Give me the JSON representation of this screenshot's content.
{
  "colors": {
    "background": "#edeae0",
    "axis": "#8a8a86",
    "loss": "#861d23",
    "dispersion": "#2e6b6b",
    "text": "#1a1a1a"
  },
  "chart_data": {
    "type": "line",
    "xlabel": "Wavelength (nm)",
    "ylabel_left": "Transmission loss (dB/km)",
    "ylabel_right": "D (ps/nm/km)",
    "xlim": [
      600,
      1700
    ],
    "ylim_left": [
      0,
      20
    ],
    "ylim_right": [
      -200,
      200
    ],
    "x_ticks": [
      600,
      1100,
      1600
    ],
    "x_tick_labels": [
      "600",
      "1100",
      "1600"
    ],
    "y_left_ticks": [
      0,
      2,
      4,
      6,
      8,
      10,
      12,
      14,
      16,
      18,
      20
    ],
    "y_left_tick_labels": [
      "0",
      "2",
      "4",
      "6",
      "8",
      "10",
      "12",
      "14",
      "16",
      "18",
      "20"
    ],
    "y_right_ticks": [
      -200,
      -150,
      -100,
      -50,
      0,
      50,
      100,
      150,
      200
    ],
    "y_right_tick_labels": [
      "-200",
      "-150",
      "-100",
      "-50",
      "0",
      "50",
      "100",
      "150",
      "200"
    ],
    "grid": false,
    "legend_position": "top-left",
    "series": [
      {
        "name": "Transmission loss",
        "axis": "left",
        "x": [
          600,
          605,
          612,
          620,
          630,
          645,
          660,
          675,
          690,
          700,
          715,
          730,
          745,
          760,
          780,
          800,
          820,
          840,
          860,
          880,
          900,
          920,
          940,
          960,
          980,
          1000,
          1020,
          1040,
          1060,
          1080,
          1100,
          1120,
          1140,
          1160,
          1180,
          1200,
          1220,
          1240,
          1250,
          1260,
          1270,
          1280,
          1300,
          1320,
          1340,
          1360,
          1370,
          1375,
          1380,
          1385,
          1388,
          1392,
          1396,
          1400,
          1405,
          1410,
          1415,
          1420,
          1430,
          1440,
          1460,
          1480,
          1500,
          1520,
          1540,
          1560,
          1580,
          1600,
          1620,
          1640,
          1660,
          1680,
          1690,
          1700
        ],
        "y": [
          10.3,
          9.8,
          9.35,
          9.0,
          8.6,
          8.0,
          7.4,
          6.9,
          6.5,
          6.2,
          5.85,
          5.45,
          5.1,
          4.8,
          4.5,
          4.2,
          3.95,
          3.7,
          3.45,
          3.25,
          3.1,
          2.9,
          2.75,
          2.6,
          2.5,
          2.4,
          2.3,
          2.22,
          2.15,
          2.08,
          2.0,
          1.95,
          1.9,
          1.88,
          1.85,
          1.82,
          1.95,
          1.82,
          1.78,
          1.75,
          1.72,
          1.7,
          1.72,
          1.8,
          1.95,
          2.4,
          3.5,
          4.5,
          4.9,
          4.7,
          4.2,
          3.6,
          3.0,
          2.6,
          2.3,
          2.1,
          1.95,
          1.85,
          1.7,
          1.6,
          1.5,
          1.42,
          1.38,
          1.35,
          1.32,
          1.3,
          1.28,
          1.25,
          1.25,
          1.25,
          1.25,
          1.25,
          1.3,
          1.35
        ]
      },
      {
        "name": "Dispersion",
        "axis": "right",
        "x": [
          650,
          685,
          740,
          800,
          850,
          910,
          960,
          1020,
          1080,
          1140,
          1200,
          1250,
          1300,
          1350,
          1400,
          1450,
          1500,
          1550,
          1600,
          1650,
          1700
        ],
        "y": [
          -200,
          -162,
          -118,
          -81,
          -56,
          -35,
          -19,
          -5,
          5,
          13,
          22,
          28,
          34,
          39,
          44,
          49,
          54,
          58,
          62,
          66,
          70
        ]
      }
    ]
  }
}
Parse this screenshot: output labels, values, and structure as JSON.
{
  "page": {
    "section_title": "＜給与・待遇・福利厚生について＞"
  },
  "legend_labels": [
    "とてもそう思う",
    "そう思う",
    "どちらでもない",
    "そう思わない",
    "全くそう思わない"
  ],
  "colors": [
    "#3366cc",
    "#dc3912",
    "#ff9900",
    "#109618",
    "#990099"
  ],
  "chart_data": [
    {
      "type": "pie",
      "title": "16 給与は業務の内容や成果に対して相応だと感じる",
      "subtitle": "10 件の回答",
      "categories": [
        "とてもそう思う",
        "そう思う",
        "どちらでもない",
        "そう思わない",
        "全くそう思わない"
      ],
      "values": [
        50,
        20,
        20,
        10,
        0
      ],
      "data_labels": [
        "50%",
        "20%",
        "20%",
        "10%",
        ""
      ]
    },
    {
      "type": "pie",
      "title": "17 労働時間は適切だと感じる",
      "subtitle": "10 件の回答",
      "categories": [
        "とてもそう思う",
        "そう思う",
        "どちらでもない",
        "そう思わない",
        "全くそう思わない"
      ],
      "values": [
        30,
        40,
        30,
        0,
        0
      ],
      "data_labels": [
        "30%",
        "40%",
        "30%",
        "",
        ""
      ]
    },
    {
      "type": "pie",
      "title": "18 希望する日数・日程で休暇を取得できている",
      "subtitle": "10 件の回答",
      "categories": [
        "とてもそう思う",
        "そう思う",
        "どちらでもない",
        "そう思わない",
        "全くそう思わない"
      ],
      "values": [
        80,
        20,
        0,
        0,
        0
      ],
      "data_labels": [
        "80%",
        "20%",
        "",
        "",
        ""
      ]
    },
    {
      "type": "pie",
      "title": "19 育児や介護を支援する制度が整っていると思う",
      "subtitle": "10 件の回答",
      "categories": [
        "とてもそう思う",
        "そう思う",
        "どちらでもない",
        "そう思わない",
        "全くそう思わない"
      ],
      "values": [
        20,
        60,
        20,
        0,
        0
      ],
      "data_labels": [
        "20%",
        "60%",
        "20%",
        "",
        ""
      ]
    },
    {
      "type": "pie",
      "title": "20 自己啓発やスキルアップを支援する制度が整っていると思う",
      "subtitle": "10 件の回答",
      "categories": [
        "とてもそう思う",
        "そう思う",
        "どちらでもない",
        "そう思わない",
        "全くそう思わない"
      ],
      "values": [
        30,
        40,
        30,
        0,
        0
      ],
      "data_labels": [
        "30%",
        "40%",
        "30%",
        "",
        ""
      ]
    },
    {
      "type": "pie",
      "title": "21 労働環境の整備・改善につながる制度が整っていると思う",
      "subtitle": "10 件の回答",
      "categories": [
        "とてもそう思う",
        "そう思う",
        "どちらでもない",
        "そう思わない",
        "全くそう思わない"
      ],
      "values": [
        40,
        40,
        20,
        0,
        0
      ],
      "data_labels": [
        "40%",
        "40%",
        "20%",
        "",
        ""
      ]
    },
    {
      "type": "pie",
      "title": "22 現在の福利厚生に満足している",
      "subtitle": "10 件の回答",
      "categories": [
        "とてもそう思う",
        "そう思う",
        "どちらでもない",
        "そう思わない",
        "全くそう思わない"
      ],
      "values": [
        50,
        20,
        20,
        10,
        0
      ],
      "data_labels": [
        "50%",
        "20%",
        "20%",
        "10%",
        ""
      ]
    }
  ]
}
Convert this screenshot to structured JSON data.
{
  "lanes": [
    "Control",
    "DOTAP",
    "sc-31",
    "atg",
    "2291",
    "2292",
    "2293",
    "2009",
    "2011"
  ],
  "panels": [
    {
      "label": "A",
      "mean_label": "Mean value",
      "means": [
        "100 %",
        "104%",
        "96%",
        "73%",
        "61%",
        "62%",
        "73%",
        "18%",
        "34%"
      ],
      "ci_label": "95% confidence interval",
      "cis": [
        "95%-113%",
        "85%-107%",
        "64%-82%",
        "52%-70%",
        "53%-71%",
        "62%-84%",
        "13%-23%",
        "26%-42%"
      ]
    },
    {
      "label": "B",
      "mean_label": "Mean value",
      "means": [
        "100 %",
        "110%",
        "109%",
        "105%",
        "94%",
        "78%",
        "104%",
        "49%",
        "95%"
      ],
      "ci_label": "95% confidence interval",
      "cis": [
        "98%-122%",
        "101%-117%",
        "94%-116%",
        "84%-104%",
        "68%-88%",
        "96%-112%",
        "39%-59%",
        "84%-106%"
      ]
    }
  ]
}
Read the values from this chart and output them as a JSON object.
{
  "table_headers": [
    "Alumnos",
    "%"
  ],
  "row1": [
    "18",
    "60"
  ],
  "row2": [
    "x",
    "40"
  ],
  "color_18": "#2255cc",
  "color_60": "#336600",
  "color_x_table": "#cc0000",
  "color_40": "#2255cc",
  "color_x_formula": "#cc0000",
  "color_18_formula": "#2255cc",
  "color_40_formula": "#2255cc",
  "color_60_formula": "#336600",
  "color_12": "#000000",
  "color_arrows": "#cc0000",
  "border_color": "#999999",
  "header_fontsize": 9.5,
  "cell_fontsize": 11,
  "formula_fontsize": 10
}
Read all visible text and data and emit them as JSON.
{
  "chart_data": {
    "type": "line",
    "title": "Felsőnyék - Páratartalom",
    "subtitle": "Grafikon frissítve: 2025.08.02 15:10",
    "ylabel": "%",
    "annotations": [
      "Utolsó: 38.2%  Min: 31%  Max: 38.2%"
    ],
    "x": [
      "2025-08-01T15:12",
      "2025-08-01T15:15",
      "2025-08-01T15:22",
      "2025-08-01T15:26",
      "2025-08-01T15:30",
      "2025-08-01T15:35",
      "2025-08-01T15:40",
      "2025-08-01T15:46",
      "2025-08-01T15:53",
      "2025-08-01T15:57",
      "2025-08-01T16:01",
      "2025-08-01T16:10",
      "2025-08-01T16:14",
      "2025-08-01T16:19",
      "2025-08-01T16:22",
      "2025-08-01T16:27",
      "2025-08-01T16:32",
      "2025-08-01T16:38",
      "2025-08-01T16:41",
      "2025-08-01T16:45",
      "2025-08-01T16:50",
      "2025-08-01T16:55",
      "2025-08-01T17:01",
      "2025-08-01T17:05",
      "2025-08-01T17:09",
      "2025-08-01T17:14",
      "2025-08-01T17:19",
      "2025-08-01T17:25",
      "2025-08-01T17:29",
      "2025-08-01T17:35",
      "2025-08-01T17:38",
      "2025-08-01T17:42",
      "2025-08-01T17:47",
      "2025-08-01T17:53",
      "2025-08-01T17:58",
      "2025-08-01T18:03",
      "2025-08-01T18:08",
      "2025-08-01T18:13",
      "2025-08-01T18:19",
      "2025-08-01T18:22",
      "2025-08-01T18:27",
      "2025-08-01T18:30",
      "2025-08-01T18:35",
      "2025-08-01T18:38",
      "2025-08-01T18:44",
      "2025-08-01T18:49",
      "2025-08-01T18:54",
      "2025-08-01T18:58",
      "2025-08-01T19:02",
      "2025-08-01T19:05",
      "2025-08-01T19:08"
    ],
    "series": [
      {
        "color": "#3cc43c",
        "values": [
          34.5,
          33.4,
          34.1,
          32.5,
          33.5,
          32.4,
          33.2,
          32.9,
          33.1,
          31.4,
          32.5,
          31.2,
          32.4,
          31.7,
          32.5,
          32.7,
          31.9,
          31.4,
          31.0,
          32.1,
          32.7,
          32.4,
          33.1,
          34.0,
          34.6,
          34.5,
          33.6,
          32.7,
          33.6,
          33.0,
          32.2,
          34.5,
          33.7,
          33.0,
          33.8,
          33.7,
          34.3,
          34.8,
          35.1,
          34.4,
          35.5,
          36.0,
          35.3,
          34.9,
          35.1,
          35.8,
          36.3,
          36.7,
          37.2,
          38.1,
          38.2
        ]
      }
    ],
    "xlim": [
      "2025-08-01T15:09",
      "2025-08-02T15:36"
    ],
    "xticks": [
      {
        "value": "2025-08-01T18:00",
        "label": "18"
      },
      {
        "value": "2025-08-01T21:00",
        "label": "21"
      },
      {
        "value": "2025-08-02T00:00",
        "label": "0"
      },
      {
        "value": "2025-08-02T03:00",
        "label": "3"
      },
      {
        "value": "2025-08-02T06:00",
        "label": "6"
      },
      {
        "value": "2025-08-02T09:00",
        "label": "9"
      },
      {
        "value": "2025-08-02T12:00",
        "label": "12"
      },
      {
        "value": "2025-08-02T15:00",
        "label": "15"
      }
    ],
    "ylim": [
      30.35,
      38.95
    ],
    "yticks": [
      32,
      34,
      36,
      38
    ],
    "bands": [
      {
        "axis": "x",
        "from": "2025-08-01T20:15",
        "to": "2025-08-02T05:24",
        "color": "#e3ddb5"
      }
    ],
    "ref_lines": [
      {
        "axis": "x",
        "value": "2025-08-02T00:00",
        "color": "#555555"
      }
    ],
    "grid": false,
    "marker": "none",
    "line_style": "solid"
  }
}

# # #

• _Work instructions_: Return all lines containing "text".

• _Task solution_:
    "text": "#1a1a1a"
Read all visible text and data and emit them as JSON.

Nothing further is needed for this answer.